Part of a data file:
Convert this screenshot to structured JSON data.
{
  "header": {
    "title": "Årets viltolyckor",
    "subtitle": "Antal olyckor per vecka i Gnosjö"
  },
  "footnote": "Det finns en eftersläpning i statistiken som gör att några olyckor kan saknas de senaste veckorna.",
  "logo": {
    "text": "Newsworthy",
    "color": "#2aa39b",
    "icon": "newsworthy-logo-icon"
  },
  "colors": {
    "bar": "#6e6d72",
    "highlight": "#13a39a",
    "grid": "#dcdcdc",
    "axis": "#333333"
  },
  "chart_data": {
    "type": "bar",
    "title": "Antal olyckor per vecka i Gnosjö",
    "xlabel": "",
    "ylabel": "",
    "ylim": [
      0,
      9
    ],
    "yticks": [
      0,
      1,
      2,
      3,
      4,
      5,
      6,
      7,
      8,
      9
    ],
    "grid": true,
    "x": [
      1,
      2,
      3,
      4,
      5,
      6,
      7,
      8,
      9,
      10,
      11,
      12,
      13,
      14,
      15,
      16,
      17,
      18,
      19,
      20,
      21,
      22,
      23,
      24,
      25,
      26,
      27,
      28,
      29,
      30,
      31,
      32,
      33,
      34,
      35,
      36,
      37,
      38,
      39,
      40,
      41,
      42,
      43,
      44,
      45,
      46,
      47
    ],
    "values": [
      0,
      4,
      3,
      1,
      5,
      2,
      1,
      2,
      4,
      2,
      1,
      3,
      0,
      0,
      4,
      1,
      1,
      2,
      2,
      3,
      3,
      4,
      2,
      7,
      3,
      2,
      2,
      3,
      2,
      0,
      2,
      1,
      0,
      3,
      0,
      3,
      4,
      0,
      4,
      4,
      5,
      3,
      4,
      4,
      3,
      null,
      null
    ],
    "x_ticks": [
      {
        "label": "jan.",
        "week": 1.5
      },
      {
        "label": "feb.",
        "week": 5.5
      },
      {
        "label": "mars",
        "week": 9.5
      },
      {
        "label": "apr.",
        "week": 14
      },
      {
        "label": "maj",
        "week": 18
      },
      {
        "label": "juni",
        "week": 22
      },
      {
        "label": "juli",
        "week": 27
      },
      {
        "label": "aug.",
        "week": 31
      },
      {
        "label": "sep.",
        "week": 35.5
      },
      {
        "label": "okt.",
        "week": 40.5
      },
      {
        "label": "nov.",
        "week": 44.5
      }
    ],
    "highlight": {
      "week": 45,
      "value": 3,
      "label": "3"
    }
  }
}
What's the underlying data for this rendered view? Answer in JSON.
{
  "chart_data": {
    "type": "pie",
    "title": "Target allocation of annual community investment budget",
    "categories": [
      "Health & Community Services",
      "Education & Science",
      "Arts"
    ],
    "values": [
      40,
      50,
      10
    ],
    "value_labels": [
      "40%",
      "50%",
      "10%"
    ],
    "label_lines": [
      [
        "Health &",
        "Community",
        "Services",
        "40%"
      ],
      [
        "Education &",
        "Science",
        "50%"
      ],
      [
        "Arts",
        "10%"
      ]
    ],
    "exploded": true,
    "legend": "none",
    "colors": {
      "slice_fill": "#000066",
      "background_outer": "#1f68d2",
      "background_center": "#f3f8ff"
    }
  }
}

## Exercise requirements
Where a line above includes "Gnosjö", copy that line.

## Exercise response
    "subtitle": "Antal olyckor per vecka i Gnosjö"
    "title": "Antal olyckor per vecka i Gnosjö",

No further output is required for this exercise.